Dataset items

━━━━━━━━━━

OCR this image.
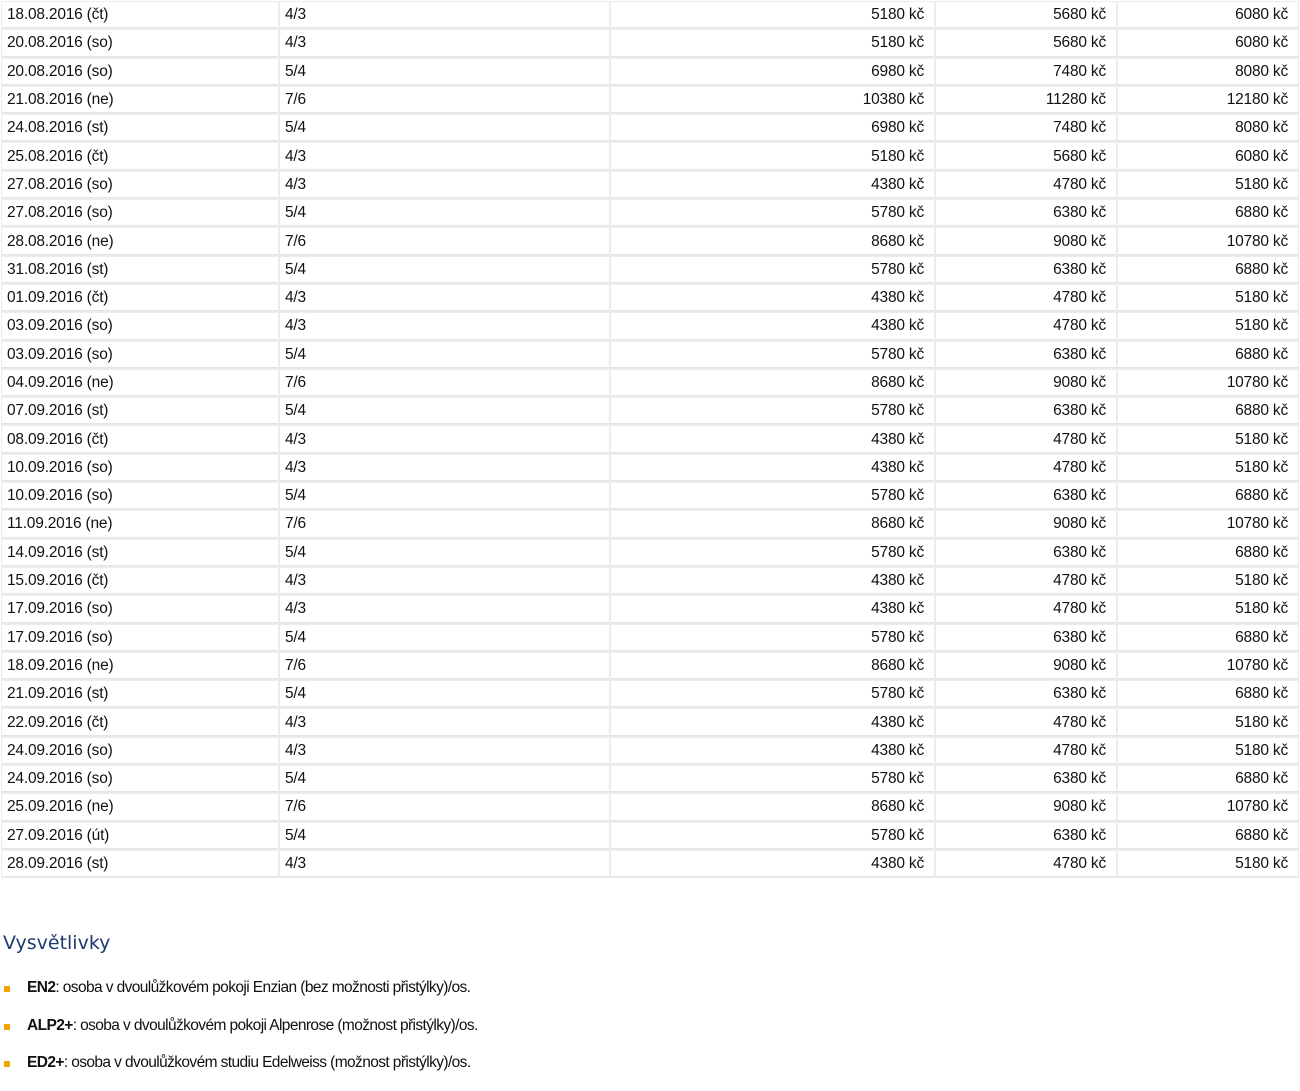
18.08.2016 (čt)	4/3	5180 kč	5680 kč	6080 kč
20.08.2016 (so)	4/3	5180 kč	5680 kč	6080 kč
20.08.2016 (so)	5/4	6980 kč	7480 kč	8080 kč
21.08.2016 (ne)	7/6	10380 kč	11280 kč	12180 kč
24.08.2016 (st)	5/4	6980 kč	7480 kč	8080 kč
25.08.2016 (čt)	4/3	5180 kč	5680 kč	6080 kč
27.08.2016 (so)	4/3	4380 kč	4780 kč	5180 kč
27.08.2016 (so)	5/4	5780 kč	6380 kč	6880 kč
28.08.2016 (ne)	7/6	8680 kč	9080 kč	10780 kč
31.08.2016 (st)	5/4	5780 kč	6380 kč	6880 kč
01.09.2016 (čt)	4/3	4380 kč	4780 kč	5180 kč
03.09.2016 (so)	4/3	4380 kč	4780 kč	5180 kč
03.09.2016 (so)	5/4	5780 kč	6380 kč	6880 kč
04.09.2016 (ne)	7/6	8680 kč	9080 kč	10780 kč
07.09.2016 (st)	5/4	5780 kč	6380 kč	6880 kč
08.09.2016 (čt)	4/3	4380 kč	4780 kč	5180 kč
10.09.2016 (so)	4/3	4380 kč	4780 kč	5180 kč
10.09.2016 (so)	5/4	5780 kč	6380 kč	6880 kč
11.09.2016 (ne)	7/6	8680 kč	9080 kč	10780 kč
14.09.2016 (st)	5/4	5780 kč	6380 kč	6880 kč
15.09.2016 (čt)	4/3	4380 kč	4780 kč	5180 kč
17.09.2016 (so)	4/3	4380 kč	4780 kč	5180 kč
17.09.2016 (so)	5/4	5780 kč	6380 kč	6880 kč
18.09.2016 (ne)	7/6	8680 kč	9080 kč	10780 kč
21.09.2016 (st)	5/4	5780 kč	6380 kč	6880 kč
22.09.2016 (čt)	4/3	4380 kč	4780 kč	5180 kč
24.09.2016 (so)	4/3	4380 kč	4780 kč	5180 kč
24.09.2016 (so)	5/4	5780 kč	6380 kč	6880 kč
25.09.2016 (ne)	7/6	8680 kč	9080 kč	10780 kč
27.09.2016 (út)	5/4	5780 kč	6380 kč	6880 kč
28.09.2016 (st)	4/3	4380 kč	4780 kč	5180 kč
Vysvětlivky
EN2: osoba v dvoulůžkovém pokoji Enzian (bez možnosti přistýlky)/os.
ALP2+: osoba v dvoulůžkovém pokoji Alpenrose (možnost přistýlky)/os.
ED2+: osoba v dvoulůžkovém studiu Edelweiss (možnost přistýlky)/os.
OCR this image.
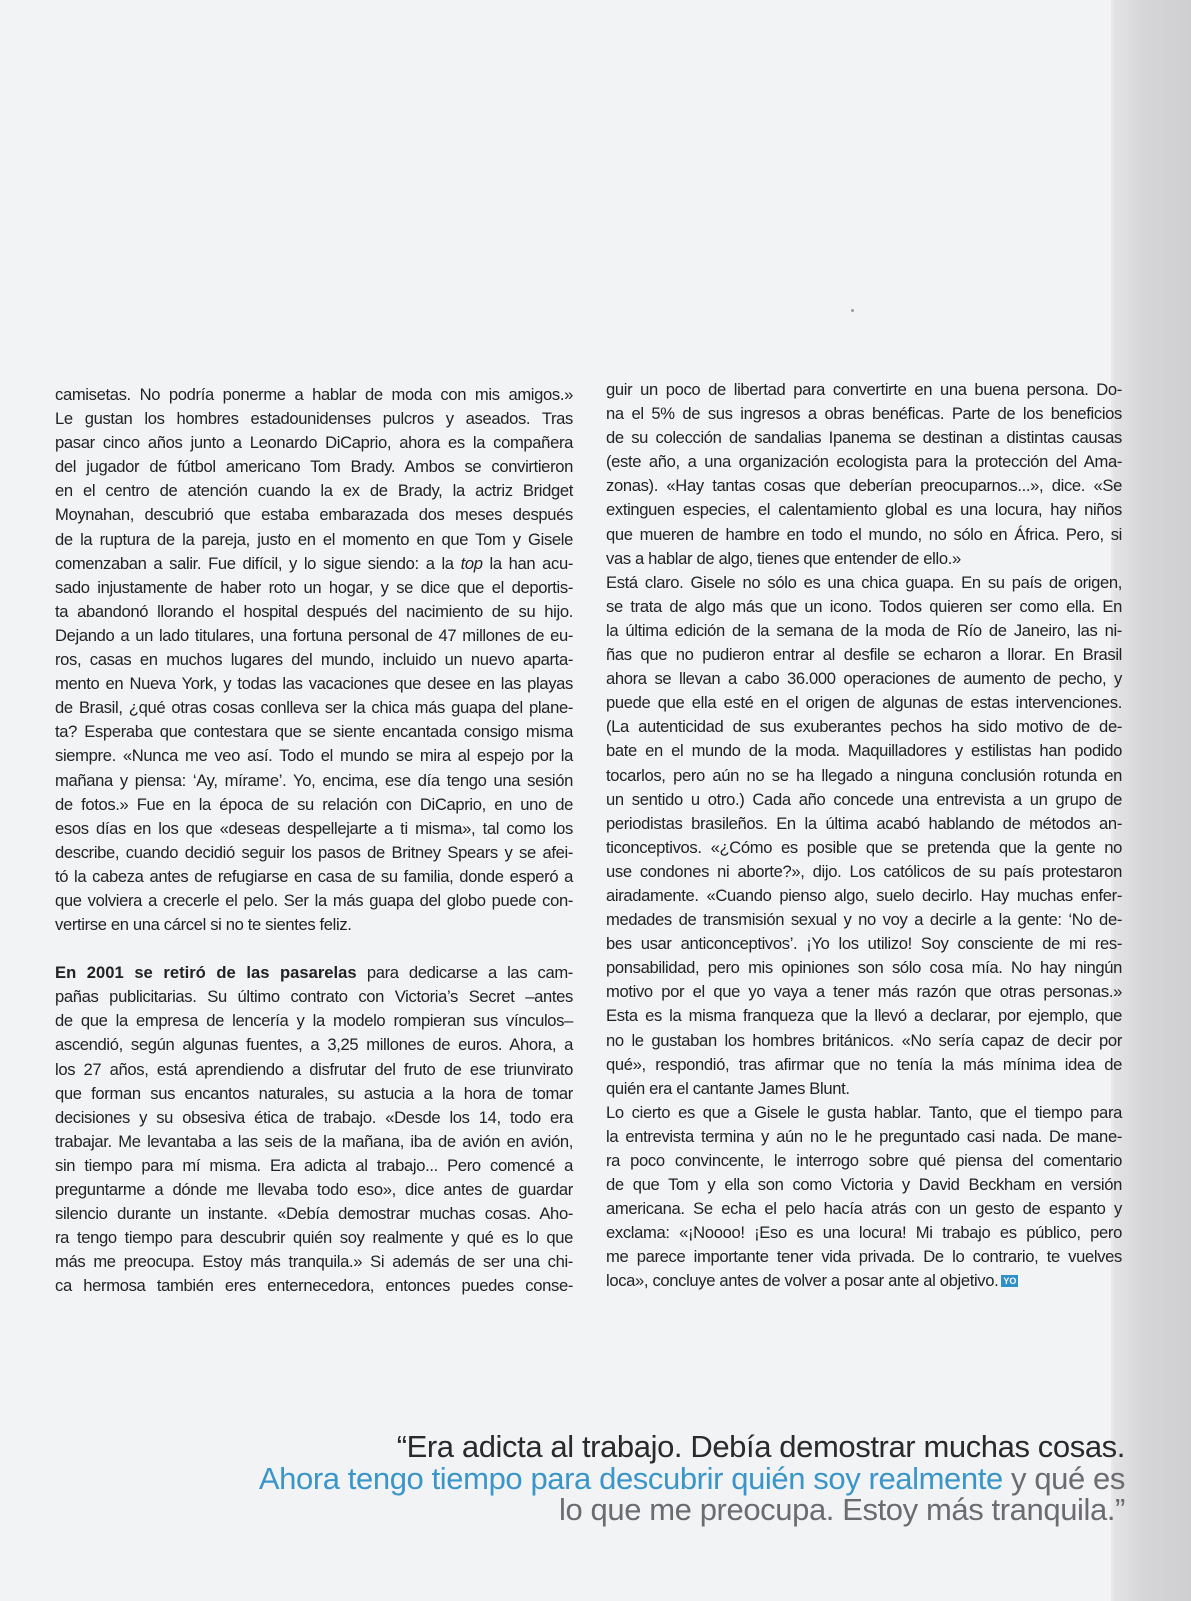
camisetas. No podría ponerme a hablar de moda con mis amigos.»
Le gustan los hombres estadounidenses pulcros y aseados. Tras
pasar cinco años junto a Leonardo DiCaprio, ahora es la compañera
del jugador de fútbol americano Tom Brady. Ambos se convirtieron
en el centro de atención cuando la ex de Brady, la actriz Bridget
Moynahan, descubrió que estaba embarazada dos meses después
de la ruptura de la pareja, justo en el momento en que Tom y Gisele
comenzaban a salir. Fue difícil, y lo sigue siendo: a la top la han acu-
sado injustamente de haber roto un hogar, y se dice que el deportis-
ta abandonó llorando el hospital después del nacimiento de su hijo.
Dejando a un lado titulares, una fortuna personal de 47 millones de eu-
ros, casas en muchos lugares del mundo, incluido un nuevo aparta-
mento en Nueva York, y todas las vacaciones que desee en las playas
de Brasil, ¿qué otras cosas conlleva ser la chica más guapa del plane-
ta? Esperaba que contestara que se siente encantada consigo misma
siempre. «Nunca me veo así. Todo el mundo se mira al espejo por la
mañana y piensa: ‘Ay, mírame’. Yo, encima, ese día tengo una sesión
de fotos.» Fue en la época de su relación con DiCaprio, en uno de
esos días en los que «deseas despellejarte a ti misma», tal como los
describe, cuando decidió seguir los pasos de Britney Spears y se afei-
tó la cabeza antes de refugiarse en casa de su familia, donde esperó a
que volviera a crecerle el pelo. Ser la más guapa del globo puede con-
vertirse en una cárcel si no te sientes feliz.
En 2001 se retiró de las pasarelas para dedicarse a las cam-
pañas publicitarias. Su último contrato con Victoria’s Secret –antes
de que la empresa de lencería y la modelo rompieran sus vínculos–
ascendió, según algunas fuentes, a 3,25 millones de euros. Ahora, a
los 27 años, está aprendiendo a disfrutar del fruto de ese triunvirato
que forman sus encantos naturales, su astucia a la hora de tomar
decisiones y su obsesiva ética de trabajo. «Desde los 14, todo era
trabajar. Me levantaba a las seis de la mañana, iba de avión en avión,
sin tiempo para mí misma. Era adicta al trabajo... Pero comencé a
preguntarme a dónde me llevaba todo eso», dice antes de guardar
silencio durante un instante. «Debía demostrar muchas cosas. Aho-
ra tengo tiempo para descubrir quién soy realmente y qué es lo que
más me preocupa. Estoy más tranquila.» Si además de ser una chi-
ca hermosa también eres enternecedora, entonces puedes conse-
guir un poco de libertad para convertirte en una buena persona. Do-
na el 5% de sus ingresos a obras benéficas. Parte de los beneficios
de su colección de sandalias Ipanema se destinan a distintas causas
(este año, a una organización ecologista para la protección del Ama-
zonas). «Hay tantas cosas que deberían preocuparnos...», dice. «Se
extinguen especies, el calentamiento global es una locura, hay niños
que mueren de hambre en todo el mundo, no sólo en África. Pero, si
vas a hablar de algo, tienes que entender de ello.»
Está claro. Gisele no sólo es una chica guapa. En su país de origen,
se trata de algo más que un icono. Todos quieren ser como ella. En
la última edición de la semana de la moda de Río de Janeiro, las ni-
ñas que no pudieron entrar al desfile se echaron a llorar. En Brasil
ahora se llevan a cabo 36.000 operaciones de aumento de pecho, y
puede que ella esté en el origen de algunas de estas intervenciones.
(La autenticidad de sus exuberantes pechos ha sido motivo de de-
bate en el mundo de la moda. Maquilladores y estilistas han podido
tocarlos, pero aún no se ha llegado a ninguna conclusión rotunda en
un sentido u otro.) Cada año concede una entrevista a un grupo de
periodistas brasileños. En la última acabó hablando de métodos an-
ticonceptivos. «¿Cómo es posible que se pretenda que la gente no
use condones ni aborte?», dijo. Los católicos de su país protestaron
airadamente. «Cuando pienso algo, suelo decirlo. Hay muchas enfer-
medades de transmisión sexual y no voy a decirle a la gente: ‘No de-
bes usar anticonceptivos’. ¡Yo los utilizo! Soy consciente de mi res-
ponsabilidad, pero mis opiniones son sólo cosa mía. No hay ningún
motivo por el que yo vaya a tener más razón que otras personas.»
Esta es la misma franqueza que la llevó a declarar, por ejemplo, que
no le gustaban los hombres británicos. «No sería capaz de decir por
qué», respondió, tras afirmar que no tenía la más mínima idea de
quién era el cantante James Blunt.
Lo cierto es que a Gisele le gusta hablar. Tanto, que el tiempo para
la entrevista termina y aún no le he preguntado casi nada. De mane-
ra poco convincente, le interrogo sobre qué piensa del comentario
de que Tom y ella son como Victoria y David Beckham en versión
americana. Se echa el pelo hacía atrás con un gesto de espanto y
exclama: «¡Noooo! ¡Eso es una locura! Mi trabajo es público, pero
me parece importante tener vida privada. De lo contrario, te vuelves
loca», concluye antes de volver a posar ante al objetivo. YO
“Era adicta al trabajo. Debía demostrar muchas cosas.
Ahora tengo tiempo para descubrir quién soy realmente y qué es
lo que me preocupa. Estoy más tranquila.”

━━━━━━━━━━

> **What you are asked to do**
Retype each line of the listing above word for word. Exclude the pictures.

> **Answer in full**
OCR this image.
18.08.2016 (čt)	4/3	5180 kč	5680 kč	6080 kč
20.08.2016 (so)	4/3	5180 kč	5680 kč	6080 kč
20.08.2016 (so)	5/4	6980 kč	7480 kč	8080 kč
21.08.2016 (ne)	7/6	10380 kč	11280 kč	12180 kč
24.08.2016 (st)	5/4	6980 kč	7480 kč	8080 kč
25.08.2016 (čt)	4/3	5180 kč	5680 kč	6080 kč
27.08.2016 (so)	4/3	4380 kč	4780 kč	5180 kč
27.08.2016 (so)	5/4	5780 kč	6380 kč	6880 kč
28.08.2016 (ne)	7/6	8680 kč	9080 kč	10780 kč
31.08.2016 (st)	5/4	5780 kč	6380 kč	6880 kč
01.09.2016 (čt)	4/3	4380 kč	4780 kč	5180 kč
03.09.2016 (so)	4/3	4380 kč	4780 kč	5180 kč
03.09.2016 (so)	5/4	5780 kč	6380 kč	6880 kč
04.09.2016 (ne)	7/6	8680 kč	9080 kč	10780 kč
07.09.2016 (st)	5/4	5780 kč	6380 kč	6880 kč
08.09.2016 (čt)	4/3	4380 kč	4780 kč	5180 kč
10.09.2016 (so)	4/3	4380 kč	4780 kč	5180 kč
10.09.2016 (so)	5/4	5780 kč	6380 kč	6880 kč
11.09.2016 (ne)	7/6	8680 kč	9080 kč	10780 kč
14.09.2016 (st)	5/4	5780 kč	6380 kč	6880 kč
15.09.2016 (čt)	4/3	4380 kč	4780 kč	5180 kč
17.09.2016 (so)	4/3	4380 kč	4780 kč	5180 kč
17.09.2016 (so)	5/4	5780 kč	6380 kč	6880 kč
18.09.2016 (ne)	7/6	8680 kč	9080 kč	10780 kč
21.09.2016 (st)	5/4	5780 kč	6380 kč	6880 kč
22.09.2016 (čt)	4/3	4380 kč	4780 kč	5180 kč
24.09.2016 (so)	4/3	4380 kč	4780 kč	5180 kč
24.09.2016 (so)	5/4	5780 kč	6380 kč	6880 kč
25.09.2016 (ne)	7/6	8680 kč	9080 kč	10780 kč
27.09.2016 (út)	5/4	5780 kč	6380 kč	6880 kč
28.09.2016 (st)	4/3	4380 kč	4780 kč	5180 kč
Vysvětlivky
EN2: osoba v dvoulůžkovém pokoji Enzian (bez možnosti přistýlky)/os.
ALP2+: osoba v dvoulůžkovém pokoji Alpenrose (možnost přistýlky)/os.
ED2+: osoba v dvoulůžkovém studiu Edelweiss (možnost přistýlky)/os.
OCR this image.
camisetas. No podría ponerme a hablar de moda con mis amigos.»
Le gustan los hombres estadounidenses pulcros y aseados. Tras
pasar cinco años junto a Leonardo DiCaprio, ahora es la compañera
del jugador de fútbol americano Tom Brady. Ambos se convirtieron
en el centro de atención cuando la ex de Brady, la actriz Bridget
Moynahan, descubrió que estaba embarazada dos meses después
de la ruptura de la pareja, justo en el momento en que Tom y Gisele
comenzaban a salir. Fue difícil, y lo sigue siendo: a la top la han acu-
sado injustamente de haber roto un hogar, y se dice que el deportis-
ta abandonó llorando el hospital después del nacimiento de su hijo.
Dejando a un lado titulares, una fortuna personal de 47 millones de eu-
ros, casas en muchos lugares del mundo, incluido un nuevo aparta-
mento en Nueva York, y todas las vacaciones que desee en las playas
de Brasil, ¿qué otras cosas conlleva ser la chica más guapa del plane-
ta? Esperaba que contestara que se siente encantada consigo misma
siempre. «Nunca me veo así. Todo el mundo se mira al espejo por la
mañana y piensa: ‘Ay, mírame’. Yo, encima, ese día tengo una sesión
de fotos.» Fue en la época de su relación con DiCaprio, en uno de
esos días en los que «deseas despellejarte a ti misma», tal como los
describe, cuando decidió seguir los pasos de Britney Spears y se afei-
tó la cabeza antes de refugiarse en casa de su familia, donde esperó a
que volviera a crecerle el pelo. Ser la más guapa del globo puede con-
vertirse en una cárcel si no te sientes feliz.
En 2001 se retiró de las pasarelas para dedicarse a las cam-
pañas publicitarias. Su último contrato con Victoria’s Secret –antes
de que la empresa de lencería y la modelo rompieran sus vínculos–
ascendió, según algunas fuentes, a 3,25 millones de euros. Ahora, a
los 27 años, está aprendiendo a disfrutar del fruto de ese triunvirato
que forman sus encantos naturales, su astucia a la hora de tomar
decisiones y su obsesiva ética de trabajo. «Desde los 14, todo era
trabajar. Me levantaba a las seis de la mañana, iba de avión en avión,
sin tiempo para mí misma. Era adicta al trabajo... Pero comencé a
preguntarme a dónde me llevaba todo eso», dice antes de guardar
silencio durante un instante. «Debía demostrar muchas cosas. Aho-
ra tengo tiempo para descubrir quién soy realmente y qué es lo que
más me preocupa. Estoy más tranquila.» Si además de ser una chi-
ca hermosa también eres enternecedora, entonces puedes conse-
guir un poco de libertad para convertirte en una buena persona. Do-
na el 5% de sus ingresos a obras benéficas. Parte de los beneficios
de su colección de sandalias Ipanema se destinan a distintas causas
(este año, a una organización ecologista para la protección del Ama-
zonas). «Hay tantas cosas que deberían preocuparnos...», dice. «Se
extinguen especies, el calentamiento global es una locura, hay niños
que mueren de hambre en todo el mundo, no sólo en África. Pero, si
vas a hablar de algo, tienes que entender de ello.»
Está claro. Gisele no sólo es una chica guapa. En su país de origen,
se trata de algo más que un icono. Todos quieren ser como ella. En
la última edición de la semana de la moda de Río de Janeiro, las ni-
ñas que no pudieron entrar al desfile se echaron a llorar. En Brasil
ahora se llevan a cabo 36.000 operaciones de aumento de pecho, y
puede que ella esté en el origen de algunas de estas intervenciones.
(La autenticidad de sus exuberantes pechos ha sido motivo de de-
bate en el mundo de la moda. Maquilladores y estilistas han podido
tocarlos, pero aún no se ha llegado a ninguna conclusión rotunda en
un sentido u otro.) Cada año concede una entrevista a un grupo de
periodistas brasileños. En la última acabó hablando de métodos an-
ticonceptivos. «¿Cómo es posible que se pretenda que la gente no
use condones ni aborte?», dijo. Los católicos de su país protestaron
airadamente. «Cuando pienso algo, suelo decirlo. Hay muchas enfer-
medades de transmisión sexual y no voy a decirle a la gente: ‘No de-
bes usar anticonceptivos’. ¡Yo los utilizo! Soy consciente de mi res-
ponsabilidad, pero mis opiniones son sólo cosa mía. No hay ningún
motivo por el que yo vaya a tener más razón que otras personas.»
Esta es la misma franqueza que la llevó a declarar, por ejemplo, que
no le gustaban los hombres británicos. «No sería capaz de decir por
qué», respondió, tras afirmar que no tenía la más mínima idea de
quién era el cantante James Blunt.
Lo cierto es que a Gisele le gusta hablar. Tanto, que el tiempo para
la entrevista termina y aún no le he preguntado casi nada. De mane-
ra poco convincente, le interrogo sobre qué piensa del comentario
de que Tom y ella son como Victoria y David Beckham en versión
americana. Se echa el pelo hacía atrás con un gesto de espanto y
exclama: «¡Noooo! ¡Eso es una locura! Mi trabajo es público, pero
me parece importante tener vida privada. De lo contrario, te vuelves
loca», concluye antes de volver a posar ante al objetivo. YO
“Era adicta al trabajo. Debía demostrar muchas cosas.
Ahora tengo tiempo para descubrir quién soy realmente y qué es
lo que me preocupa. Estoy más tranquila.”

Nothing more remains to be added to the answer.